[Rows from a dataset]
>>>>>

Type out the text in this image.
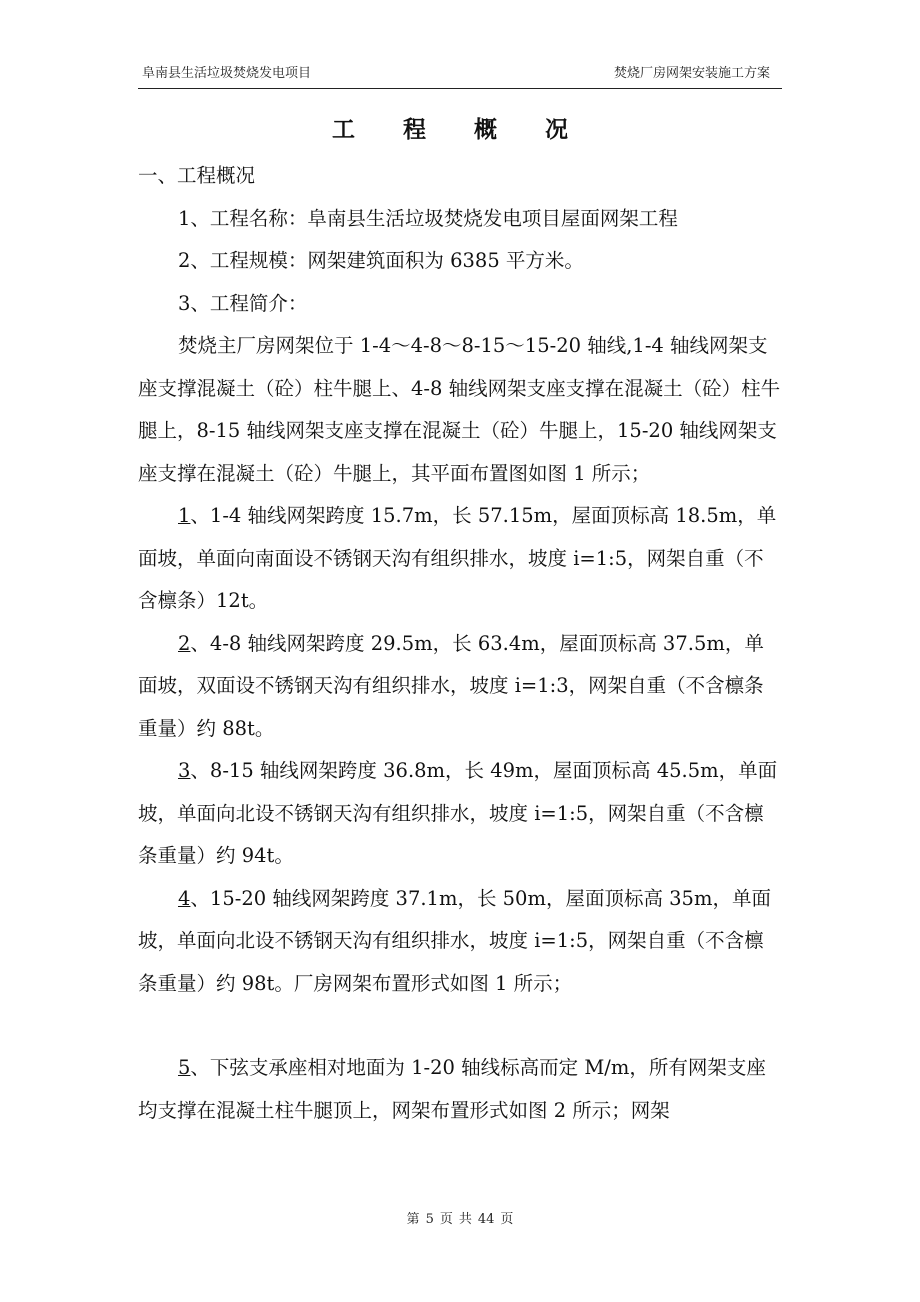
阜南县生活垃圾焚烧发电项目	焚烧厂房网架安装施工方案
工 程 概 况

一、工程概况

1、工程名称：阜南县生活垃圾焚烧发电项目屋面网架工程

2、工程规模：网架建筑面积为 6385 平方米。

3、工程简介：

焚烧主厂房网架位于 1-4～4-8～8-15～15-20 轴线,1-4 轴线网架支座支撑混凝土（砼）柱牛腿上、4-8 轴线网架支座支撑在混凝土（砼）柱牛腿上，8-15 轴线网架支座支撑在混凝土（砼）牛腿上，15-20 轴线网架支座支撑在混凝土（砼）牛腿上，其平面布置图如图 1 所示；

1、1-4 轴线网架跨度 15.7m，长 57.15m，屋面顶标高 18.5m，单面坡，单面向南面设不锈钢天沟有组织排水，坡度 i=1:5，网架自重（不含檩条）12t。

2、4-8 轴线网架跨度 29.5m，长 63.4m，屋面顶标高 37.5m，单面坡，双面设不锈钢天沟有组织排水，坡度 i=1:3，网架自重（不含檩条重量）约 88t。

3、8-15 轴线网架跨度 36.8m，长 49m，屋面顶标高 45.5m，单面坡，单面向北设不锈钢天沟有组织排水，坡度 i=1:5，网架自重（不含檩条重量）约 94t。

4、15-20 轴线网架跨度 37.1m，长 50m，屋面顶标高 35m，单面坡，单面向北设不锈钢天沟有组织排水，坡度 i=1:5，网架自重（不含檩条重量）约 98t。厂房网架布置形式如图 1 所示；

5、下弦支承座相对地面为 1-20 轴线标高而定 M/m，所有网架支座均支撑在混凝土柱牛腿顶上，网架布置形式如图 2 所示；网架

第 5 页 共 44 页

<<<<<

**PROBLEM TO WORK ON**: Locate all lines in the listing above with the word "网架自重" and copy them.

**ANSWER BELOW**:
1、1-4 轴线网架跨度 15.7m，长 57.15m，屋面顶标高 18.5m，单面坡，单面向南面设不锈钢天沟有组织排水，坡度 i=1:5，网架自重（不含檩条）12t。
2、4-8 轴线网架跨度 29.5m，长 63.4m，屋面顶标高 37.5m，单面坡，双面设不锈钢天沟有组织排水，坡度 i=1:3，网架自重（不含檩条重量）约 88t。
3、8-15 轴线网架跨度 36.8m，长 49m，屋面顶标高 45.5m，单面坡，单面向北设不锈钢天沟有组织排水，坡度 i=1:5，网架自重（不含檩条重量）约 94t。
4、15-20 轴线网架跨度 37.1m，长 50m，屋面顶标高 35m，单面坡，单面向北设不锈钢天沟有组织排水，坡度 i=1:5，网架自重（不含檩条重量）约 98t。厂房网架布置形式如图 1 所示；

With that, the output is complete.